# whatever



## merquiades

The expression "Whatever" is used to dismiss what has just been said in a conversation and express complete indifference or apathy.  It can also sometimes express unwillingness to carry on with the conversation and a way to put an end to it.
1) Do you want red or white wine?  _Whatever!_
2) The Far Right has won the elections in France.  _Whatever_
3) The party next week has been canceled.  _Whatever_
4)  There's a lot of work to be done.  _Whatever_
5)  You'll regret the day you messed with me.  Whatever

It can be more or less rude depending on the tone and the body language of the person saying it.   Apparently it comes originally from Whatever you say!
How can this be expressed in your language?  Is there a one word interjection?

I guess  _Me da igual_ can be similar in Spanish, but is not used nearly as much and it might sound more rude.  It kind of reminds me of _Peu me chaut_ in French but that's regional and kind of dated.


----------



## symposium

In Italian se say "chissenefrega" (chi se ne frega?) = who gives a damn?, which is mildly vulgar. Teenagers shorten it down to "chìssene": that's what a petulant boy or girl would say to a parent who is scolding them...


----------



## Perseas

In Greek we usually use "ό,τι να 'ναι" (otinane) or "οτιδήποτε" (otiδipote) but it depends on context.
For example, in _1) Do you want red or white wine?  _the Greek phrases would mean: "I don't mind", "either it's OK", while on another context "ότι να 'ναι" could mean "I am not interested in what you are talking about" or even "you are talking nonsense".


----------



## Yendred

merquiades said:


> It kind of reminds me of _Peu me chaut_ in French but that's regional and kind of dated.



Indeed, it's really dated. But do you know this colorful one: _Ça me fait une belle jambe ! _(quite dated too)
In French, depending on the context, I'd just say:
_Peu importe
Et alors ! _(closer to "s_o what!_")
++++
» **Work to do**:
1 – Copy the passage of the thread on "whatever" starting at "In Italian se" and ending at "is scolding them...".
2 – Rewrite the paragraph of the thread on "whatever" that begins "In Italian" as a short bulleted list, keeping its main facts.
3 – Answer these questions using the thread on "whatever":
(a) What two things does the first post say determine how rude "whatever" sounds?
(b) Which two Greek expressions are given for "whatever"?
(c) Which French phrase is described as closer to "so what!"?

» **Given material**:
++++
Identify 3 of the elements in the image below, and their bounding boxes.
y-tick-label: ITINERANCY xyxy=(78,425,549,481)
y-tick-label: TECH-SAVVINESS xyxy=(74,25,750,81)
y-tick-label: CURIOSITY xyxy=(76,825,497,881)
++++
» **Task answers**:
1 –
In Italian se say "chissenefrega" (chi se ne frega?) = who gives a damn?, which is mildly vulgar. Teenagers shorten it down to "chìssene": that's what a petulant boy or girl would say to a parent who is scolding them...

2 –
- Italian uses "chissenefrega" (chi se ne frega?), meaning "who gives a damn?"
- The expression is mildly vulgar.
- Teenagers shorten it to "chìssene."
- A petulant boy or girl would say it to a parent who is scolding them.

3 –
(a) The tone and the body language of the person saying it.
(b) "ό,τι να 'ναι" (otinane) and "οτιδήποτε" (otiδipote).
(c) "Et alors !"